Reproduce each line exactly, including spacing and punctuation.

**Dataset extract:**
§ §

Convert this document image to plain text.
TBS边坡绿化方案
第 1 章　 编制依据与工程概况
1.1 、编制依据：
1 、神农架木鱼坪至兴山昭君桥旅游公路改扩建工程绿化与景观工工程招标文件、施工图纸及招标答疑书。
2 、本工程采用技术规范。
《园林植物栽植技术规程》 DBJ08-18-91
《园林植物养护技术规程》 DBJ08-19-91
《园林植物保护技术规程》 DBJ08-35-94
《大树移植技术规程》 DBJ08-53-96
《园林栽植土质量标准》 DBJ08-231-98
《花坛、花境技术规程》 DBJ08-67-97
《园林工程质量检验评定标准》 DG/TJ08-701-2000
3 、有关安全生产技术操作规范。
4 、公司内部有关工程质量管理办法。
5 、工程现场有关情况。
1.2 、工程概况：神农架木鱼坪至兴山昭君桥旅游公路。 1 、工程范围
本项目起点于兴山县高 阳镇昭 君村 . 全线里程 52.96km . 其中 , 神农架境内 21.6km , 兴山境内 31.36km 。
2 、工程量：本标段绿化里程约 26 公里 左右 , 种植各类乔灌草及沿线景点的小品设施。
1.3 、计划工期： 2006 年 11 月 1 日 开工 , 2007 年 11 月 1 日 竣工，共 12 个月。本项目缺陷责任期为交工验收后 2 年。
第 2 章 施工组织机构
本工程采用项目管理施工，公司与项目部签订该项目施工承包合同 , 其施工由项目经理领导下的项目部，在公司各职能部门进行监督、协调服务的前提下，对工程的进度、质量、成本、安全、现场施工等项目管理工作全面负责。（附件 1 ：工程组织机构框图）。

§ §

**Correct result:**
Convert this document image to plain text.
TBS边坡绿化方案
第 1 章　 编制依据与工程概况
1.1 、编制依据：
1 、神农架木鱼坪至兴山昭君桥旅游公路改扩建工程绿化与景观工工程招标文件、施工图纸及招标答疑书。
2 、本工程采用技术规范。
《园林植物栽植技术规程》 DBJ08-18-91
《园林植物养护技术规程》 DBJ08-19-91
《园林植物保护技术规程》 DBJ08-35-94
《大树移植技术规程》 DBJ08-53-96
《园林栽植土质量标准》 DBJ08-231-98
《花坛、花境技术规程》 DBJ08-67-97
《园林工程质量检验评定标准》 DG/TJ08-701-2000
3 、有关安全生产技术操作规范。
4 、公司内部有关工程质量管理办法。
5 、工程现场有关情况。
1.2 、工程概况：神农架木鱼坪至兴山昭君桥旅游公路。 1 、工程范围
本项目起点于兴山县高 阳镇昭 君村 . 全线里程 52.96km . 其中 , 神农架境内 21.6km , 兴山境内 31.36km 。
2 、工程量：本标段绿化里程约 26 公里 左右 , 种植各类乔灌草及沿线景点的小品设施。
1.3 、计划工期： 2006 年 11 月 1 日 开工 , 2007 年 11 月 1 日 竣工，共 12 个月。本项目缺陷责任期为交工验收后 2 年。
第 2 章 施工组织机构
本工程采用项目管理施工，公司与项目部签订该项目施工承包合同 , 其施工由项目经理领导下的项目部，在公司各职能部门进行监督、协调服务的前提下，对工程的进度、质量、成本、安全、现场施工等项目管理工作全面负责。（附件 1 ：工程组织机构框图）。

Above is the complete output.